▸ JOB
Every line with the string "icon" should be gathered.

▸ DATA IN THIS EXERCISE
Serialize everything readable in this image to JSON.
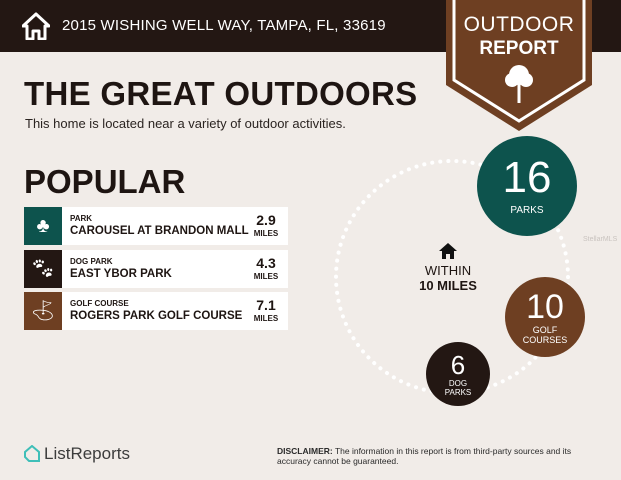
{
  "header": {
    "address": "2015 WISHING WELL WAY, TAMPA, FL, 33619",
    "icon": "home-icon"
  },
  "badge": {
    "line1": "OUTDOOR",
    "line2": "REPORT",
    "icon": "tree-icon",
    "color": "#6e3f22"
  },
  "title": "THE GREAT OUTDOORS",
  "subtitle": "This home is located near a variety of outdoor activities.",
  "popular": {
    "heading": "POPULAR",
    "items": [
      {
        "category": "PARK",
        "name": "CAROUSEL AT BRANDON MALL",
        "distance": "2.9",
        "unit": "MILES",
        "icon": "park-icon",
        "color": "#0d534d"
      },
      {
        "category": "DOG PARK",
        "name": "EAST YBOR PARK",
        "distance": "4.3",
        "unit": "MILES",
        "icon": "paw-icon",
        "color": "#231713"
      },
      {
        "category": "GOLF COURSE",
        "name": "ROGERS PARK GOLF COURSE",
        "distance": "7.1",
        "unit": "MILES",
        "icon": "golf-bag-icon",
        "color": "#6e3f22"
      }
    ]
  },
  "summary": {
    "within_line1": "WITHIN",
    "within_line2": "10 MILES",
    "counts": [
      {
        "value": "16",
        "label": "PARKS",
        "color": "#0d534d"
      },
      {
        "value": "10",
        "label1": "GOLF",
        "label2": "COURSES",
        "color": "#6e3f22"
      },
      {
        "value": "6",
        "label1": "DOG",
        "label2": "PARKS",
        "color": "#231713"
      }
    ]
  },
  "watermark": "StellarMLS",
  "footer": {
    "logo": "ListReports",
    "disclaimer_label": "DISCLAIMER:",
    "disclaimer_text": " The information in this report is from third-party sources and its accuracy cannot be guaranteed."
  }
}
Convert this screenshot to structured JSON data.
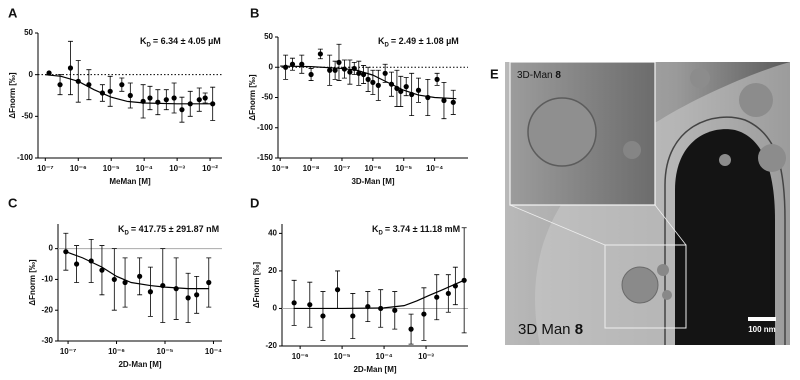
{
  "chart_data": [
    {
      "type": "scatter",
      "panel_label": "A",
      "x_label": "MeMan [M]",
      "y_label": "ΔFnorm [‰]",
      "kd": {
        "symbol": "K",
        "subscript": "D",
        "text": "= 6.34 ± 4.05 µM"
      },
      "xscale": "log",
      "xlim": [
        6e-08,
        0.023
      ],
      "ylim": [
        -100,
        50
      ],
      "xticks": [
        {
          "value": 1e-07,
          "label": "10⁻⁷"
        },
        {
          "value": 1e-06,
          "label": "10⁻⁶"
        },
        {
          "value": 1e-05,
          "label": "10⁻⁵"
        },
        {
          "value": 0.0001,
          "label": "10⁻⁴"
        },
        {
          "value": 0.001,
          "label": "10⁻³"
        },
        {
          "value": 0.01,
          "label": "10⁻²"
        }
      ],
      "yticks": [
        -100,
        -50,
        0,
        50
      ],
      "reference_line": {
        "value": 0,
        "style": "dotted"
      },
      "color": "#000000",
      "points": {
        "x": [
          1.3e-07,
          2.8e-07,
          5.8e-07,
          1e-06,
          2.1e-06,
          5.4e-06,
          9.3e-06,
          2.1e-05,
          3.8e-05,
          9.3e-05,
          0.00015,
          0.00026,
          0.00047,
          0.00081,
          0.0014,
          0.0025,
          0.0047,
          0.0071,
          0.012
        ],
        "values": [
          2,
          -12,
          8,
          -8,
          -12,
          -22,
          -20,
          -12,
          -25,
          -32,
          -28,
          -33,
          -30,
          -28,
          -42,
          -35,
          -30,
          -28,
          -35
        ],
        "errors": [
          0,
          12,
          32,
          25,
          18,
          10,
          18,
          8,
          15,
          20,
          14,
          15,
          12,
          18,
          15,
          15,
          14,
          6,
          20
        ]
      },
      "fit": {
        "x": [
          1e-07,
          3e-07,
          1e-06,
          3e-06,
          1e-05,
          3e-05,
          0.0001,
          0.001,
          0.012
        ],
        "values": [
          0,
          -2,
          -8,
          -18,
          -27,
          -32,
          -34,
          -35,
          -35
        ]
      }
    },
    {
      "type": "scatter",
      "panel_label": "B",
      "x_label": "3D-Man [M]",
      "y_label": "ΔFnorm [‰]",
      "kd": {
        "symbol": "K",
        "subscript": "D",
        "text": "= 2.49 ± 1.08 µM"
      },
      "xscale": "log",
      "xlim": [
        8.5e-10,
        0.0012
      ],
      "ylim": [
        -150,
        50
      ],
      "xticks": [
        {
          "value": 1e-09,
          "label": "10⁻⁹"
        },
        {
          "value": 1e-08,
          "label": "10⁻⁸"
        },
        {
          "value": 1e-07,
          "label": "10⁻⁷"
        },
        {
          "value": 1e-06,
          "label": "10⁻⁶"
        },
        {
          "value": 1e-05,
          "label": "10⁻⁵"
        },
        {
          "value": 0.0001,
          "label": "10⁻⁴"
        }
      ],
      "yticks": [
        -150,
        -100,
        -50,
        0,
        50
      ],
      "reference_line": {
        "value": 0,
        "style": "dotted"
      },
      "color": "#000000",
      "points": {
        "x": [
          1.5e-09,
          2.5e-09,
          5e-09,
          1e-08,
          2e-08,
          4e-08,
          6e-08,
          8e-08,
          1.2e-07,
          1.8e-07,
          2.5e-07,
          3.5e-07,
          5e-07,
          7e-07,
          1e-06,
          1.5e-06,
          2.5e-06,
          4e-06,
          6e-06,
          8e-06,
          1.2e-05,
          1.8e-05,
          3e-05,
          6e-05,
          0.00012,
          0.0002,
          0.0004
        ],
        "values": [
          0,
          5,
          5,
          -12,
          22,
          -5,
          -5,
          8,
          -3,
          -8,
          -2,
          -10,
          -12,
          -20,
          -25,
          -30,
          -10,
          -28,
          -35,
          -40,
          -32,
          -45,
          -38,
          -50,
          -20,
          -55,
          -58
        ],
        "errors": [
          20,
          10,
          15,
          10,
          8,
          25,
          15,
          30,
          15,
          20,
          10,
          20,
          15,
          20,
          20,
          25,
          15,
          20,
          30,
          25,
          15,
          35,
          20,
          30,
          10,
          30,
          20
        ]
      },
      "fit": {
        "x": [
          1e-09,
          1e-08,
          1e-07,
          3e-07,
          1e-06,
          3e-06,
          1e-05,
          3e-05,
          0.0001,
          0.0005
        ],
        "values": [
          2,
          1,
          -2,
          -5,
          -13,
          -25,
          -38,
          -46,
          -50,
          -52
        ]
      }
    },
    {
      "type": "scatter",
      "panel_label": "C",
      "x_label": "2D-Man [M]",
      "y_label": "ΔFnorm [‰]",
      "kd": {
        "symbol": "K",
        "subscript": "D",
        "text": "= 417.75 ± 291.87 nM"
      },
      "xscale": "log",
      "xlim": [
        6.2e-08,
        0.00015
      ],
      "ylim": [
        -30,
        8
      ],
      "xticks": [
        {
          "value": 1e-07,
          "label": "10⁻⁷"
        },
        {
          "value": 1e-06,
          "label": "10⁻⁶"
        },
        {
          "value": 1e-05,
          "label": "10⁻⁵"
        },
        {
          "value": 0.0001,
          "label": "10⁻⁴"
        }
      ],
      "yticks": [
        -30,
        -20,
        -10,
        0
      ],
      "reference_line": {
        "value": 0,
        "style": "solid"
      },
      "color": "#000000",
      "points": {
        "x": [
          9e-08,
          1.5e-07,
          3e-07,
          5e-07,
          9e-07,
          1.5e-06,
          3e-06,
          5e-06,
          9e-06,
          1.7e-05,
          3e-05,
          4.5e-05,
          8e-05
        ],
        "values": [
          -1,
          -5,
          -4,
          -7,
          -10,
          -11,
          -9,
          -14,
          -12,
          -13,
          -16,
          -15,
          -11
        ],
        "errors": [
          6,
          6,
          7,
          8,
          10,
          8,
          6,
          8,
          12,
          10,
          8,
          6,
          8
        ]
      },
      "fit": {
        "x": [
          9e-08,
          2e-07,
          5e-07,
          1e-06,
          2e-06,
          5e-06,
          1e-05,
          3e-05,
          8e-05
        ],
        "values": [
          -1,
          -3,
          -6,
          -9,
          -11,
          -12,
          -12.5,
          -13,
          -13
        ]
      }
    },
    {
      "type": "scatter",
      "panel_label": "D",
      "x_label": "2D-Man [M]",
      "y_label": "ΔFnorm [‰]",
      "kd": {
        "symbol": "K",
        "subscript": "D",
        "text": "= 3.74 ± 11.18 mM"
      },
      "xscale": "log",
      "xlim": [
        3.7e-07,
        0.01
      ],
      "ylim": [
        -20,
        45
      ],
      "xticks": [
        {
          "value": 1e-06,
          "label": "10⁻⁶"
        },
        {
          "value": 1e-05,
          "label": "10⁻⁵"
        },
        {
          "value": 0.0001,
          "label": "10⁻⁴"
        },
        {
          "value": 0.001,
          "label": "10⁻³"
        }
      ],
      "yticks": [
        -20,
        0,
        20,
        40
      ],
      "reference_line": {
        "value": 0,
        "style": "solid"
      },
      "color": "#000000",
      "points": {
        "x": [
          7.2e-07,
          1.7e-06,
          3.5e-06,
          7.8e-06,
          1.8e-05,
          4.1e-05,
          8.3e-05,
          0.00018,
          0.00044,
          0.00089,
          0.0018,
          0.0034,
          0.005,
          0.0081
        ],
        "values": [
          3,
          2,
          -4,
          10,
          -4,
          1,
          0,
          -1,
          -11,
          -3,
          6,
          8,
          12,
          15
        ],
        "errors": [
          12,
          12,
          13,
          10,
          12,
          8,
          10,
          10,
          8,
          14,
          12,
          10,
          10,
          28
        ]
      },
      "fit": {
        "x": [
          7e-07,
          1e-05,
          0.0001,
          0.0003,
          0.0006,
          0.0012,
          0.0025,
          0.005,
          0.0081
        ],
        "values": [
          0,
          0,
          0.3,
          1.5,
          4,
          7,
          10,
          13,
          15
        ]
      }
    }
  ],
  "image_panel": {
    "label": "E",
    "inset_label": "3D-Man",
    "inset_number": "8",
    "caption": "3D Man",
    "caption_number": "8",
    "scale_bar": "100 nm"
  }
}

▸ WORKED ANSWER
    "icon": "home-icon"
    "icon": "tree-icon",
        "icon": "park-icon",
        "icon": "paw-icon",
        "icon": "golf-bag-icon",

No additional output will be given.